---------- SOURCE MATERIAL

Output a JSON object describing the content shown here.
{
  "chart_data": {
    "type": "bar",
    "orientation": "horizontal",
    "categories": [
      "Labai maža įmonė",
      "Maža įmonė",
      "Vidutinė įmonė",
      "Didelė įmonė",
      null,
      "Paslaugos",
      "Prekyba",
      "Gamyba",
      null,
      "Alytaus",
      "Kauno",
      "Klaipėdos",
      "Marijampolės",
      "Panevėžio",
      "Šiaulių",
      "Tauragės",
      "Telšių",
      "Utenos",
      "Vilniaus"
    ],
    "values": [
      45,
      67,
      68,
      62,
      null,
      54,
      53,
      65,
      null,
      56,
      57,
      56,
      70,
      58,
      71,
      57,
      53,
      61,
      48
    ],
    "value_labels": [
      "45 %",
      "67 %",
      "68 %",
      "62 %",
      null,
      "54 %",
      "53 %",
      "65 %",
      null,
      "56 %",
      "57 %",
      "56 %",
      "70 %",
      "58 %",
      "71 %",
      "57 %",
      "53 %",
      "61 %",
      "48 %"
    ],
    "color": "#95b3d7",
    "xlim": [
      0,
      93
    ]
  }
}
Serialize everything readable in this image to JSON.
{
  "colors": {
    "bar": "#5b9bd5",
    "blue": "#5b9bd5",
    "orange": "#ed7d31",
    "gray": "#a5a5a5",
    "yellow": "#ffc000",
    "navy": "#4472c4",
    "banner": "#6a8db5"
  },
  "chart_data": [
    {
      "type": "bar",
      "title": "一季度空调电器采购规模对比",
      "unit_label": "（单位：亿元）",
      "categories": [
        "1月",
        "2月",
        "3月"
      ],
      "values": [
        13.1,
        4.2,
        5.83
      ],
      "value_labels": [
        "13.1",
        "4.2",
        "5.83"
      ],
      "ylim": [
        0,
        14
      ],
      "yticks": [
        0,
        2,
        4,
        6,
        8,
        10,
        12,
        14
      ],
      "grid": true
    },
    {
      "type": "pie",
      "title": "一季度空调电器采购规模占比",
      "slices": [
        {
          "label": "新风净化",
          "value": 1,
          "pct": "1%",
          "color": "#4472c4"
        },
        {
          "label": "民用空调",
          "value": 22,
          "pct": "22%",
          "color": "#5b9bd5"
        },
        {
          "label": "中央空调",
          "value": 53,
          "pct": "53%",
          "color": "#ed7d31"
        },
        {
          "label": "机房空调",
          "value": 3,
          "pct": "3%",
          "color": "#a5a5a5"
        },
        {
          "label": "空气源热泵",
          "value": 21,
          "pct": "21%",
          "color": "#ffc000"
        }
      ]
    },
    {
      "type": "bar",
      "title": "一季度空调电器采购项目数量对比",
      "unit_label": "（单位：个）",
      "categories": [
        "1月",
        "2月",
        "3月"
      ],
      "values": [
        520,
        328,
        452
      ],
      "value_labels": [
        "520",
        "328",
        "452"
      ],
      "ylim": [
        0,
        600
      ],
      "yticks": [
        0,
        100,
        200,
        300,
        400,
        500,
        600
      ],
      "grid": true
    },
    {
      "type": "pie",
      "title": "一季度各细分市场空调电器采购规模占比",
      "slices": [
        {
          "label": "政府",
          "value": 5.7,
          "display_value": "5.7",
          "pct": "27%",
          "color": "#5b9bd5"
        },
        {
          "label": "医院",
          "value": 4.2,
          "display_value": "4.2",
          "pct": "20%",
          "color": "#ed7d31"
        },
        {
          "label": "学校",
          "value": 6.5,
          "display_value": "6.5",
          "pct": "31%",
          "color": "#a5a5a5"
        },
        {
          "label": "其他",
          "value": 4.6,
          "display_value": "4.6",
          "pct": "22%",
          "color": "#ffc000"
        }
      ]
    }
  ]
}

--------------------

EXERCISE: Identify and list each line with the word "JSON".

WRITTEN RESPONSE:
Output a JSON object describing the content shown here.
Serialize everything readable in this image to JSON.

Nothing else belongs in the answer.